▸ Goal
Copy the lines holding the word "ayant", all of them.

▸ Extracted records
[Start]
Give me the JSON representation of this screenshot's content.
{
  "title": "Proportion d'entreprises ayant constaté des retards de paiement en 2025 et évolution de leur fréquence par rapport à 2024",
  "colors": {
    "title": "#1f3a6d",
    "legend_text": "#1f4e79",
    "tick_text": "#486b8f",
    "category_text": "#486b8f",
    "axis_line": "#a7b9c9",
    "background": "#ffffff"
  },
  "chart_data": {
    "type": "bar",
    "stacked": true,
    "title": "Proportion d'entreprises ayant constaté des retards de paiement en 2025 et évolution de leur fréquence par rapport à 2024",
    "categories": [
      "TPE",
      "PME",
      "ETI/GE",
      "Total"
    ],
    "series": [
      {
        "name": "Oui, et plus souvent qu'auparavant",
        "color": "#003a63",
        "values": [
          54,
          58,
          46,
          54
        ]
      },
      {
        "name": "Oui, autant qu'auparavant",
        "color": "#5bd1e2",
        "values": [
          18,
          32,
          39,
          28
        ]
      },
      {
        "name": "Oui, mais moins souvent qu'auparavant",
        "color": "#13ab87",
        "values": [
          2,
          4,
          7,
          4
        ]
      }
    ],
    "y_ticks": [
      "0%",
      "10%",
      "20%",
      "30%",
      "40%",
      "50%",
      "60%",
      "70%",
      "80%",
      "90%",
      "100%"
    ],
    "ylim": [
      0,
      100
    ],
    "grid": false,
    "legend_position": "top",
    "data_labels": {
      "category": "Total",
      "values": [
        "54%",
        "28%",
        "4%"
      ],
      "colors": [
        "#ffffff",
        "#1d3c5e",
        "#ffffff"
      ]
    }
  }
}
[End]
[Start]
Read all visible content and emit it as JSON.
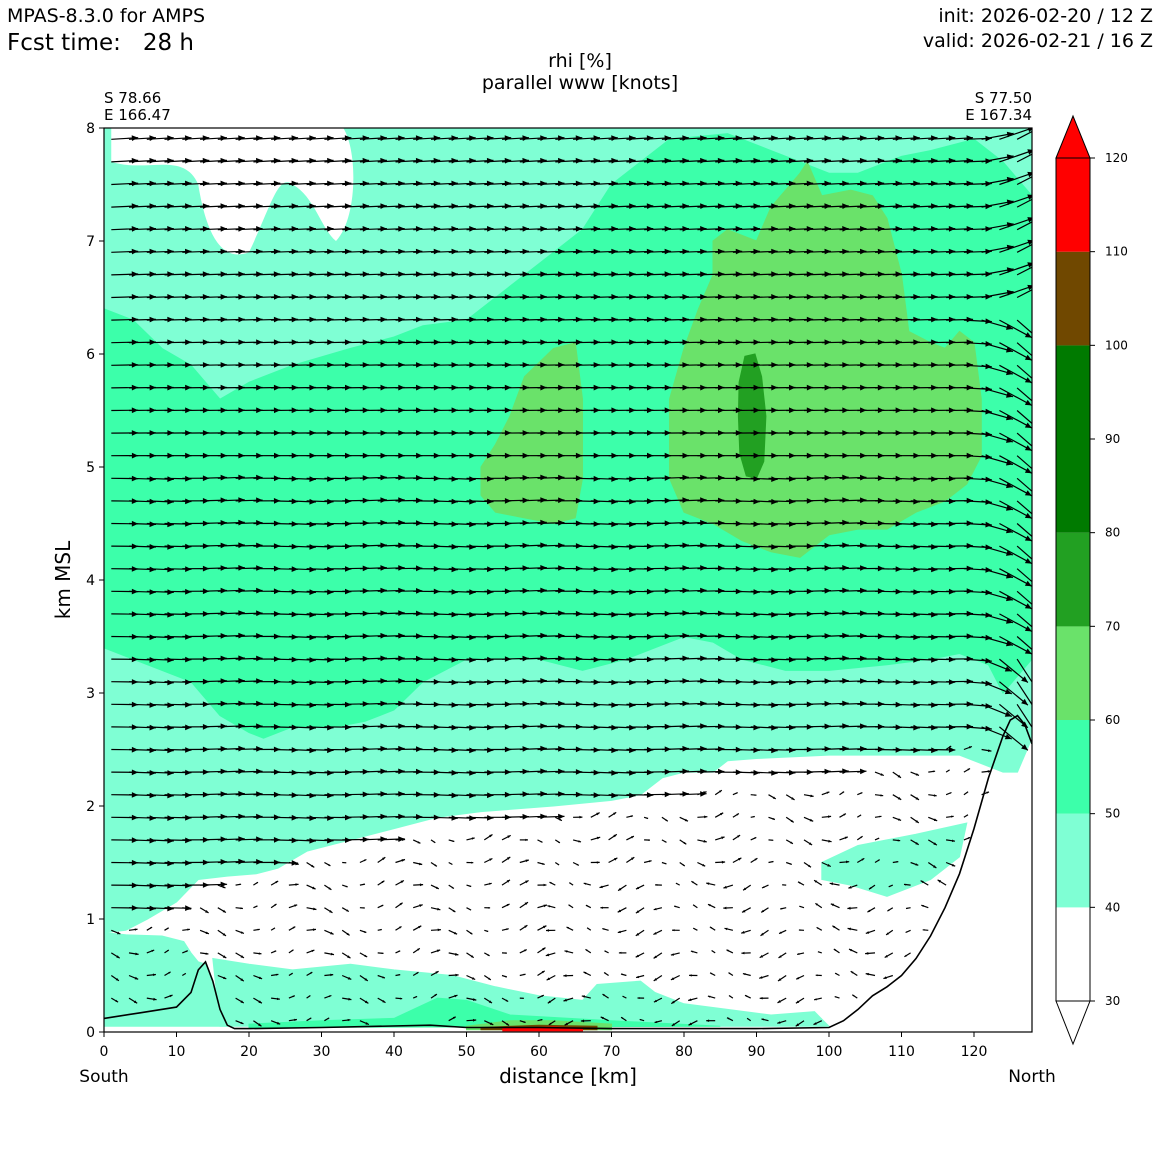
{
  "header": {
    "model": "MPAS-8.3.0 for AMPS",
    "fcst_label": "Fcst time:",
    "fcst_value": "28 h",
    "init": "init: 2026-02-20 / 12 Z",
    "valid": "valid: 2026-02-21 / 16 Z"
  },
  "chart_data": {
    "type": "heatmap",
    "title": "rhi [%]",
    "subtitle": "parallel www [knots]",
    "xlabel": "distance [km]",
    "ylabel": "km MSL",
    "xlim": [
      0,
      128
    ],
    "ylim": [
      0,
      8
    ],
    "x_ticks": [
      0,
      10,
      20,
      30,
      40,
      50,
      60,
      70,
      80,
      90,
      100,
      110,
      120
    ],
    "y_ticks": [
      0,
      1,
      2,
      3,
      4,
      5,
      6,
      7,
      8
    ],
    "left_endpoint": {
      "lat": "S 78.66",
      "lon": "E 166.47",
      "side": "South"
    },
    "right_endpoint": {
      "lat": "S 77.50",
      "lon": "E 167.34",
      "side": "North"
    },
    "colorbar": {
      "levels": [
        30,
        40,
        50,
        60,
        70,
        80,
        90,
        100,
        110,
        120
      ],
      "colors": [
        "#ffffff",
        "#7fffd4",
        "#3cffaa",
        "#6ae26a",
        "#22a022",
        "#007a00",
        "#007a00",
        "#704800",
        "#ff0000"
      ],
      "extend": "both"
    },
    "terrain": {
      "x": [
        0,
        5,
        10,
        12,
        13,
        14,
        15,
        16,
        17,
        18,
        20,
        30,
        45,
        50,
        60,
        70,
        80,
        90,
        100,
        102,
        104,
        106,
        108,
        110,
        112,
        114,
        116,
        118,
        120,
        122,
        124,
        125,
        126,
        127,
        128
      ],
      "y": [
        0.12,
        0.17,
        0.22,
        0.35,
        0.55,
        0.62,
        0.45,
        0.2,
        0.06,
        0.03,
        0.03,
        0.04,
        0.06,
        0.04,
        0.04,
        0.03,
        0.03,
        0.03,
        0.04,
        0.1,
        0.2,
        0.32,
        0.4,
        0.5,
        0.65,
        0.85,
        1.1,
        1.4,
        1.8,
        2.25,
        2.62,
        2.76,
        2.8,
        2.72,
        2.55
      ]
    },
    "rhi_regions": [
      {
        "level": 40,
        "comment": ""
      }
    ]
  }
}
[End]
[Start]
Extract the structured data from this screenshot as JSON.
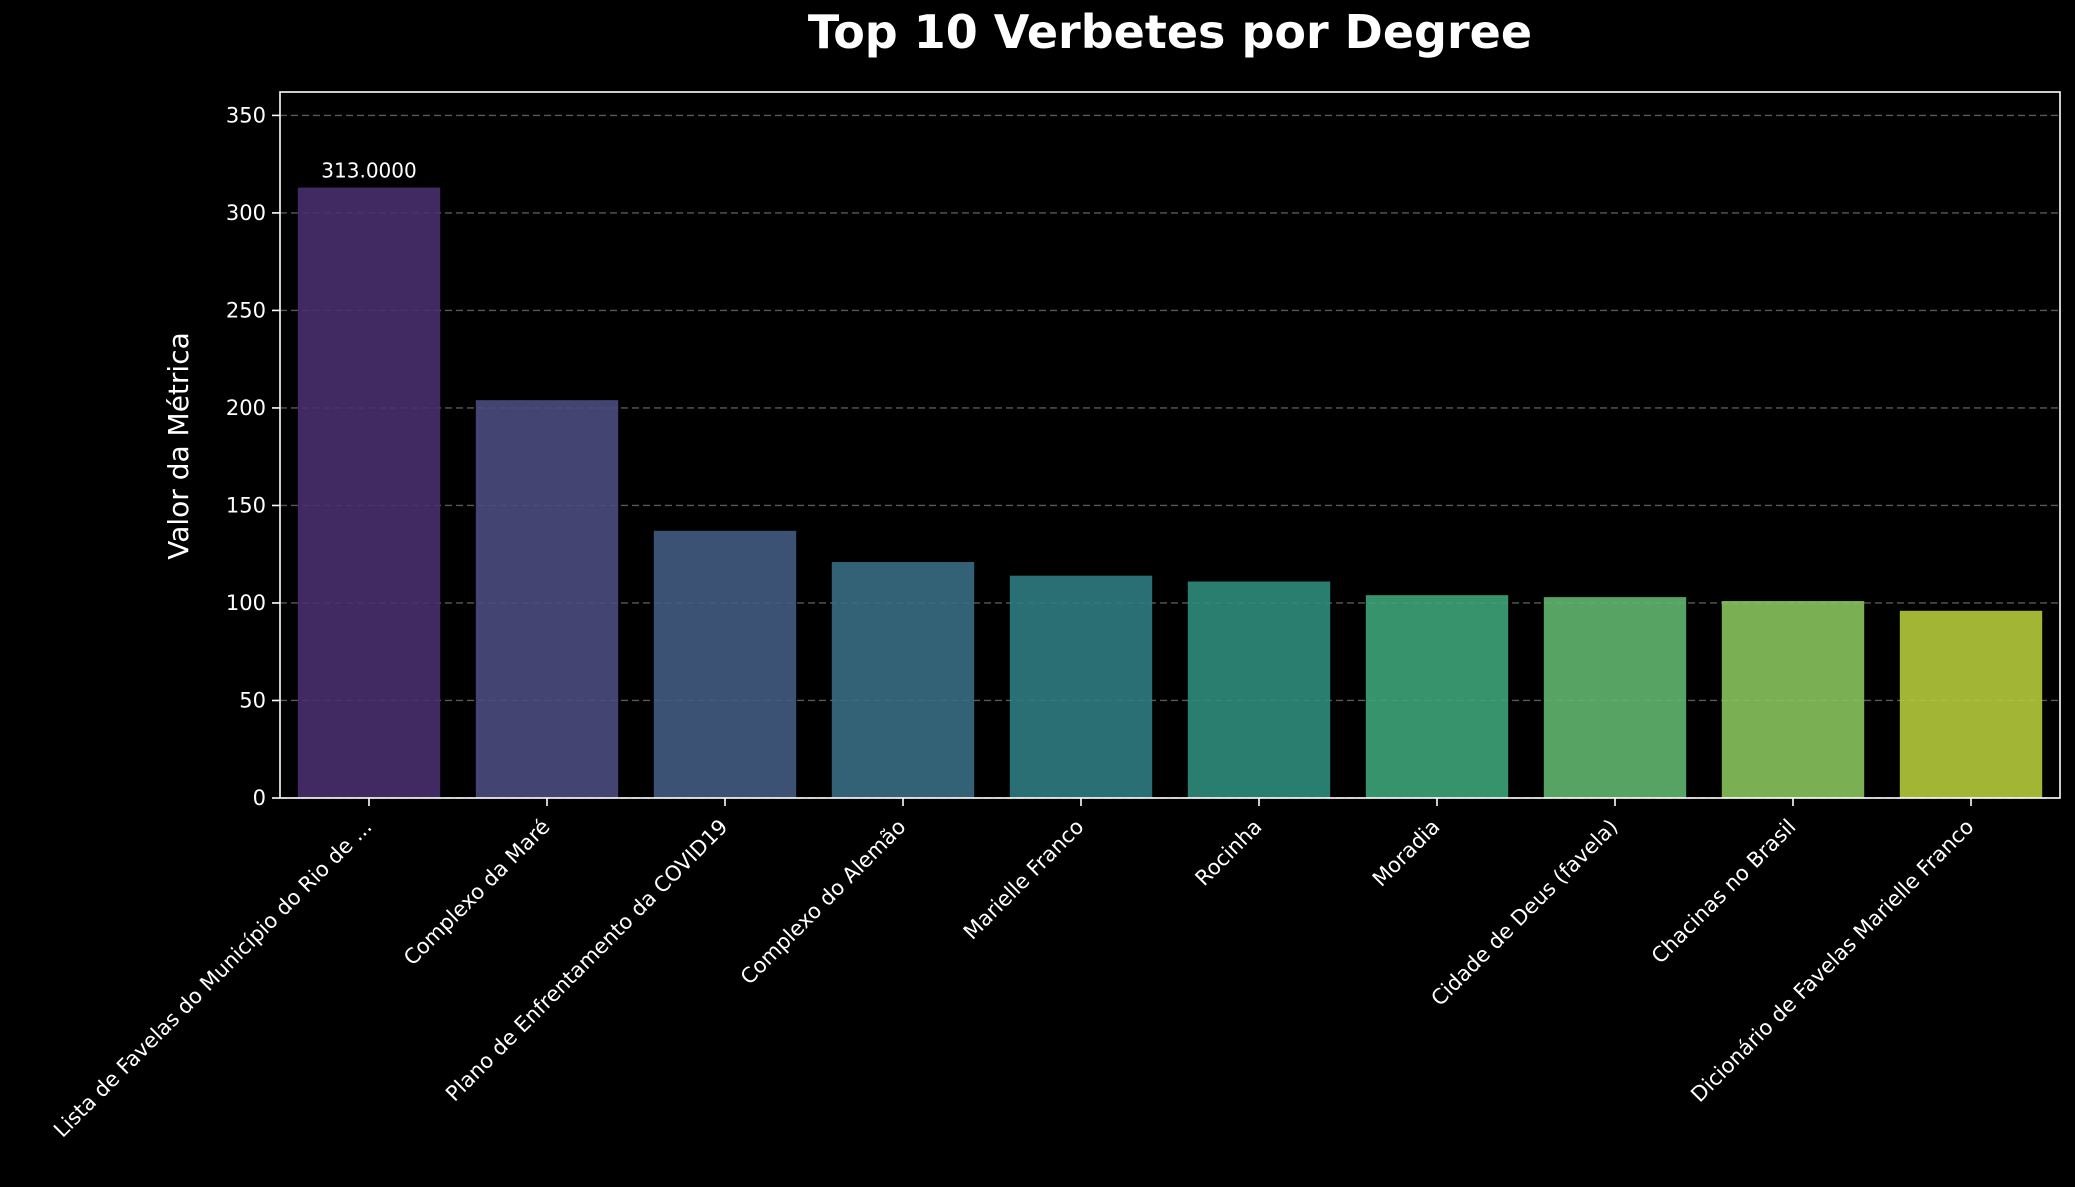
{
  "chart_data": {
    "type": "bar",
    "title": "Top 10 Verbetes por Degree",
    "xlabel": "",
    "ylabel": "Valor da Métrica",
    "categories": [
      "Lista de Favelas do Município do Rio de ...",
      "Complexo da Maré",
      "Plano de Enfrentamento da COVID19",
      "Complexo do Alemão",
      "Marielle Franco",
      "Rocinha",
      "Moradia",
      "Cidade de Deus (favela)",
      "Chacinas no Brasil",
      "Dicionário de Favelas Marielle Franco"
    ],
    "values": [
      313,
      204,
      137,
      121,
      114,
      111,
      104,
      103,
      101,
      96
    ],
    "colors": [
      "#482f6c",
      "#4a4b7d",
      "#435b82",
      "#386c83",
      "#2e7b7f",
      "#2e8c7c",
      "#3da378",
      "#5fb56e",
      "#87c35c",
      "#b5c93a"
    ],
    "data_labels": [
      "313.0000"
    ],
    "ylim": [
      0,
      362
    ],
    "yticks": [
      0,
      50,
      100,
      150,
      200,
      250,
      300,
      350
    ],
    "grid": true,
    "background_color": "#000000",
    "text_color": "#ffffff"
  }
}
[End]
▸ Task answer
  "title": "Proportion d'entreprises ayant constaté des retards de paiement en 2025 et évolution de leur fréquence par rapport à 2024",
    "title": "Proportion d'entreprises ayant constaté des retards de paiement en 2025 et évolution de leur fréquence par rapport à 2024",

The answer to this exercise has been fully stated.